■ OBJECTIVE
Which lines below hold the word "atlas"? Copy all of them.

■ EXCERPTED DATA
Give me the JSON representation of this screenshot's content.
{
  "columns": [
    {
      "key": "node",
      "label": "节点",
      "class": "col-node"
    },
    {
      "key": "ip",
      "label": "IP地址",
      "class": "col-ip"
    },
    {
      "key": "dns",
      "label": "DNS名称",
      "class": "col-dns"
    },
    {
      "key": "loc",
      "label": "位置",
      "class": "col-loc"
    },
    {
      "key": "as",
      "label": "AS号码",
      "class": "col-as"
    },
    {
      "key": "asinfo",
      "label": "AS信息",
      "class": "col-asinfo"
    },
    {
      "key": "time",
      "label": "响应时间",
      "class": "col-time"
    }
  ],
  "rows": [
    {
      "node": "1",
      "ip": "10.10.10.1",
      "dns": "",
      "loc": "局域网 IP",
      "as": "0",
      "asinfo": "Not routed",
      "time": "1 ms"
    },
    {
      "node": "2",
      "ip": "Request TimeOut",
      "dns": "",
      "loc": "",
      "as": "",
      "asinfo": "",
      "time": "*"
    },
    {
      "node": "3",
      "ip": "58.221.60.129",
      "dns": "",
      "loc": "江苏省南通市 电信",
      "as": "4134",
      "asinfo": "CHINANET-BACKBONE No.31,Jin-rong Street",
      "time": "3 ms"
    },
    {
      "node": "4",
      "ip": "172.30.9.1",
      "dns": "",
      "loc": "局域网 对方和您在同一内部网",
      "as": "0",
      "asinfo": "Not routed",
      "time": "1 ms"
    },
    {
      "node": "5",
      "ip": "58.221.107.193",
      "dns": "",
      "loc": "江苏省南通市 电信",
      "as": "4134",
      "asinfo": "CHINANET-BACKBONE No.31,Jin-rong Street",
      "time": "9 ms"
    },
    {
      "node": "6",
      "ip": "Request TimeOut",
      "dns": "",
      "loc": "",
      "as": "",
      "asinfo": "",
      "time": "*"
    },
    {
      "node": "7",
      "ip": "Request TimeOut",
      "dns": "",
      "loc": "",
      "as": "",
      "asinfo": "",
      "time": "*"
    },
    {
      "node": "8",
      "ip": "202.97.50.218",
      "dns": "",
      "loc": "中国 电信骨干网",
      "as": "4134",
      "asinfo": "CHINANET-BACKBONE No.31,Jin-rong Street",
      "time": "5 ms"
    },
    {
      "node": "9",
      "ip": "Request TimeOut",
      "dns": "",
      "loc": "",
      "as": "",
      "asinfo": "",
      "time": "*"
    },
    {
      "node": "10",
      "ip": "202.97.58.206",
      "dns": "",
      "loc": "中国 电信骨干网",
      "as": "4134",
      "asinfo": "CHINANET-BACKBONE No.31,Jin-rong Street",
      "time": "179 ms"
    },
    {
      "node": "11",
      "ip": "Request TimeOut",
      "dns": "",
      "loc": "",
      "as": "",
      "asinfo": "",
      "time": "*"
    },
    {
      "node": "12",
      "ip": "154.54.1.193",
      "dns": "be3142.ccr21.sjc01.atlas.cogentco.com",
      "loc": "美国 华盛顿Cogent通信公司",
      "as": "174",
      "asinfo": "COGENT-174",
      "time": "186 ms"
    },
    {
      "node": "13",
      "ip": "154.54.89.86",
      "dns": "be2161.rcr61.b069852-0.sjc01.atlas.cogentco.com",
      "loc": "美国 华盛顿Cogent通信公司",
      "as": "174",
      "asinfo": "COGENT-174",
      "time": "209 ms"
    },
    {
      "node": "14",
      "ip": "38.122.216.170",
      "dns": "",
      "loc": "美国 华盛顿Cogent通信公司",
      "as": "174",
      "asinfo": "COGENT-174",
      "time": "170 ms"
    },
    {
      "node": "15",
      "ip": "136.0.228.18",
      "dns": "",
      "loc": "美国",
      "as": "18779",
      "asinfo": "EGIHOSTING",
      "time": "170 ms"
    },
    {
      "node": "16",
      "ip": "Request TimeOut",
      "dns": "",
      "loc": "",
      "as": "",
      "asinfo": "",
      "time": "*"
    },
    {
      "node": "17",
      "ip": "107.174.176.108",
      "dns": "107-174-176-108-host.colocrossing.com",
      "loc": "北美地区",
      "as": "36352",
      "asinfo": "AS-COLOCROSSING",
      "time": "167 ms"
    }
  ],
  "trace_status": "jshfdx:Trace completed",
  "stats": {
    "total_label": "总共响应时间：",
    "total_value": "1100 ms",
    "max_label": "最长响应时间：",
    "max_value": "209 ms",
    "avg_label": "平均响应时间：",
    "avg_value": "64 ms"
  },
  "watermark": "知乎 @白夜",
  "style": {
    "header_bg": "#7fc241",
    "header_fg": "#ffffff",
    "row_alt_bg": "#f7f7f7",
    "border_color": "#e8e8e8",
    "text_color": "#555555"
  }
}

■ EXERCISE RESULT
      "dns": "be3142.ccr21.sjc01.atlas.cogentco.com",
      "dns": "be2161.rcr61.b069852-0.sjc01.atlas.cogentco.com",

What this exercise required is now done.